- [DATASET EXCERPTS]
+ + +

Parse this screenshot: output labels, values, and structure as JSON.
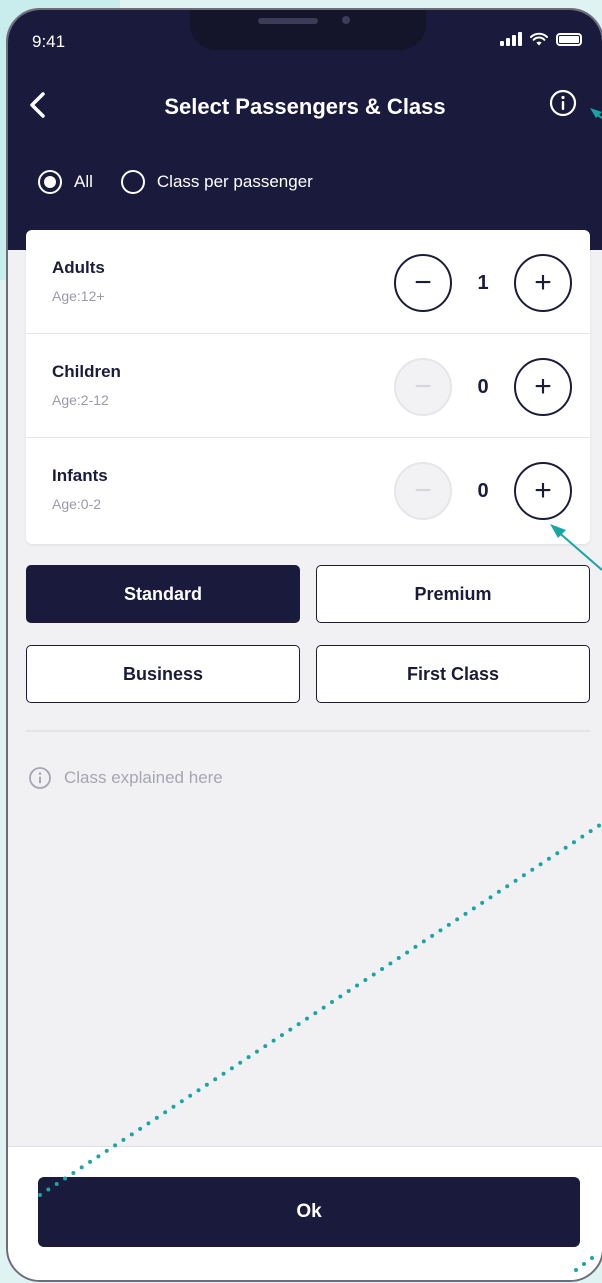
{
  "status_bar": {
    "time": "9:41"
  },
  "header": {
    "title": "Select Passengers & Class"
  },
  "class_mode": {
    "options": [
      {
        "label": "All",
        "selected": true
      },
      {
        "label": "Class per passenger",
        "selected": false
      }
    ]
  },
  "passengers": [
    {
      "name": "Adults",
      "age": "Age:12+",
      "count": "1",
      "minus_enabled": true
    },
    {
      "name": "Children",
      "age": "Age:2-12",
      "count": "0",
      "minus_enabled": false
    },
    {
      "name": "Infants",
      "age": "Age:0-2",
      "count": "0",
      "minus_enabled": false
    }
  ],
  "stepper": {
    "minus_symbol": "−",
    "plus_symbol": "+"
  },
  "classes": [
    {
      "label": "Standard",
      "selected": true
    },
    {
      "label": "Premium",
      "selected": false
    },
    {
      "label": "Business",
      "selected": false
    },
    {
      "label": "First Class",
      "selected": false
    }
  ],
  "explain_text": "Class explained here",
  "ok_label": "Ok",
  "colors": {
    "primary": "#1a1a3c",
    "accent_annotation": "#1aa5a5",
    "background": "#f1f1f4"
  },
  "icons": [
    "back-arrow-icon",
    "info-icon",
    "signal-icon",
    "wifi-icon",
    "battery-icon"
  ]
}
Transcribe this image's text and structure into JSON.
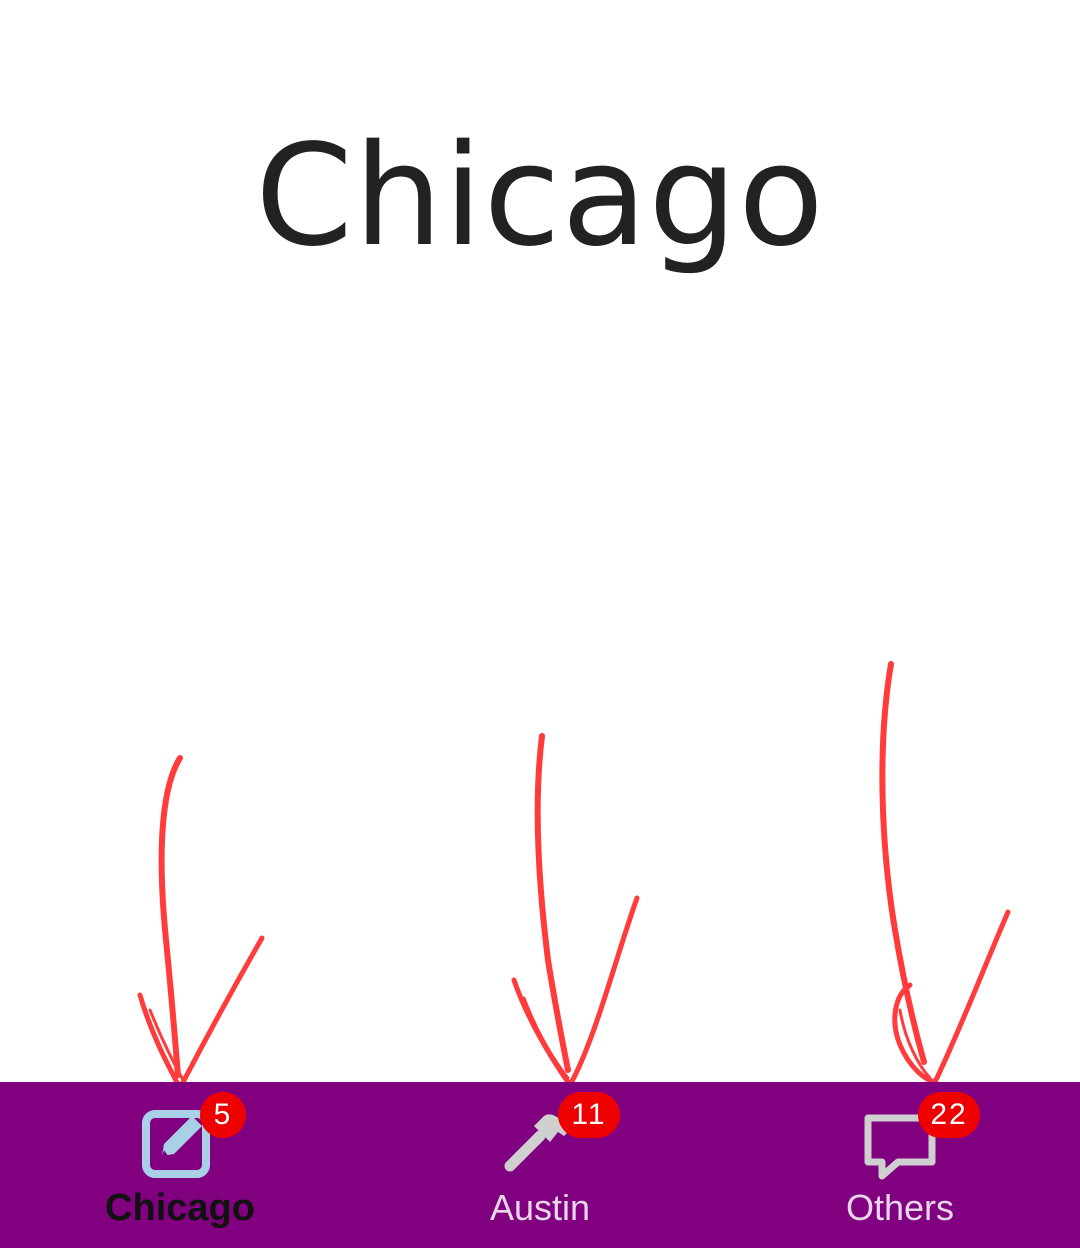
{
  "page": {
    "title": "Chicago"
  },
  "bottom_nav": {
    "background": "#800080",
    "active_index": 0,
    "items": [
      {
        "label": "Chicago",
        "icon": "edit-square-icon",
        "badge": "5",
        "active": true
      },
      {
        "label": "Austin",
        "icon": "hammer-icon",
        "badge": "11",
        "active": false
      },
      {
        "label": "Others",
        "icon": "chat-bubble-icon",
        "badge": "22",
        "active": false
      }
    ]
  },
  "colors": {
    "badge": "#ee0000",
    "annotation_arrow": "#ff3b3b",
    "active_icon": "#a8d0e6",
    "inactive_icon": "#cfcfcf"
  }
}
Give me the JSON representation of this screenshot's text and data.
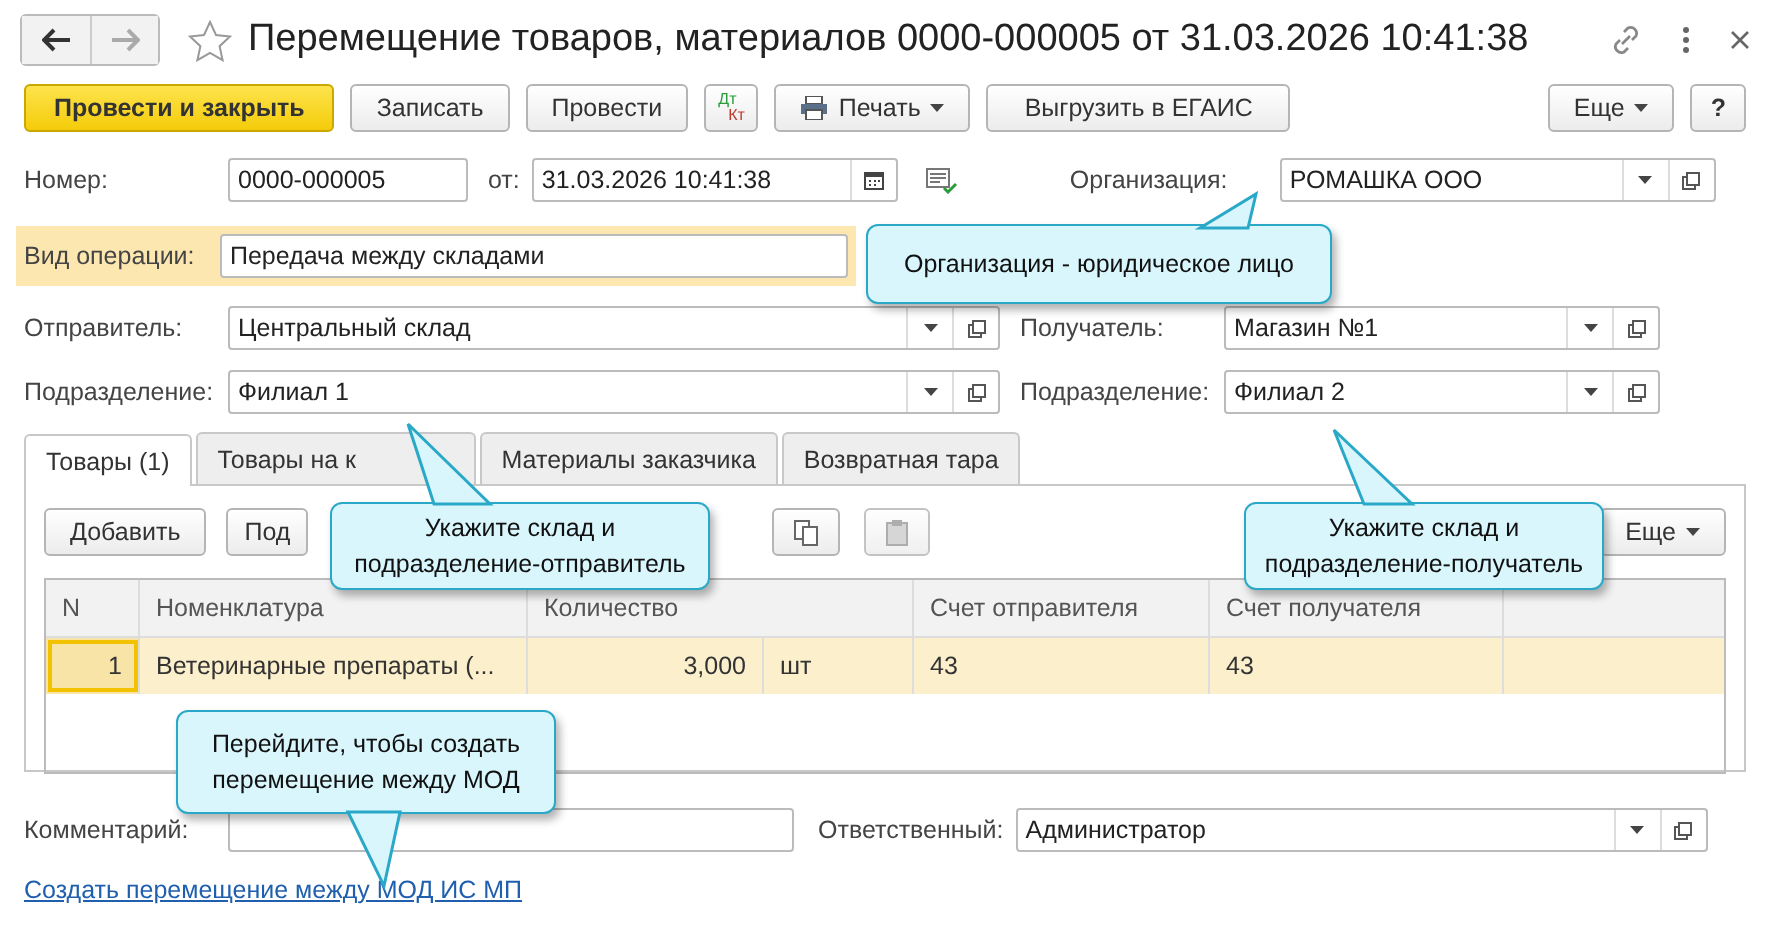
{
  "window": {
    "title": "Перемещение товаров, материалов 0000-000005 от 31.03.2026 10:41:38"
  },
  "toolbar": {
    "post_close": "Провести и закрыть",
    "save": "Записать",
    "post": "Провести",
    "dtkt_top": "Дт",
    "dtkt_bottom": "Кт",
    "print": "Печать",
    "egais": "Выгрузить в ЕГАИС",
    "more": "Еще",
    "help": "?"
  },
  "header": {
    "number": {
      "label": "Номер:",
      "value": "0000-000005"
    },
    "date": {
      "label": "от:",
      "value": "31.03.2026 10:41:38"
    },
    "organization": {
      "label": "Организация:",
      "value": "РОМАШКА ООО"
    },
    "operation": {
      "label": "Вид операции:",
      "value": "Передача между складами"
    },
    "sender": {
      "label": "Отправитель:",
      "value": "Центральный склад"
    },
    "receiver": {
      "label": "Получатель:",
      "value": "Магазин №1"
    },
    "sender_division": {
      "label": "Подразделение:",
      "value": "Филиал 1"
    },
    "receiver_division": {
      "label": "Подразделение:",
      "value": "Филиал 2"
    }
  },
  "tabs": [
    {
      "label": "Товары (1)",
      "selected": true
    },
    {
      "label": "Товары на к",
      "selected": false
    },
    {
      "label": "Материалы заказчика",
      "selected": false
    },
    {
      "label": "Возвратная тара",
      "selected": false
    }
  ],
  "table_toolbar": {
    "add": "Добавить",
    "pick": "Под",
    "more": "Еще"
  },
  "table": {
    "columns": [
      "N",
      "Номенклатура",
      "Количество",
      "Счет отправителя",
      "Счет получателя"
    ],
    "rows": [
      {
        "n": "1",
        "item": "Ветеринарные препараты (...",
        "quantity": "3,000",
        "unit": "шт",
        "account_from": "43",
        "account_to": "43",
        "selected": true
      }
    ]
  },
  "footer": {
    "comment": {
      "label": "Комментарий:"
    },
    "responsible": {
      "label": "Ответственный:",
      "value": "Администратор"
    },
    "link": "Создать перемещение между МОД ИС МП"
  },
  "callouts": [
    {
      "kind": "organization",
      "text": "Организация - юридическое лицо"
    },
    {
      "kind": "sender",
      "text": "Укажите склад и\nподразделение-отправитель"
    },
    {
      "kind": "receiver",
      "text": "Укажите склад и\nподразделение-получатель"
    },
    {
      "kind": "link",
      "text": "Перейдите, чтобы создать\nперемещение между МОД"
    }
  ]
}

+ + +

- [PROBLEM REQUIREMENTS] Write only the number of lines in the records that include the word "badge".

- [THE RESULT] 4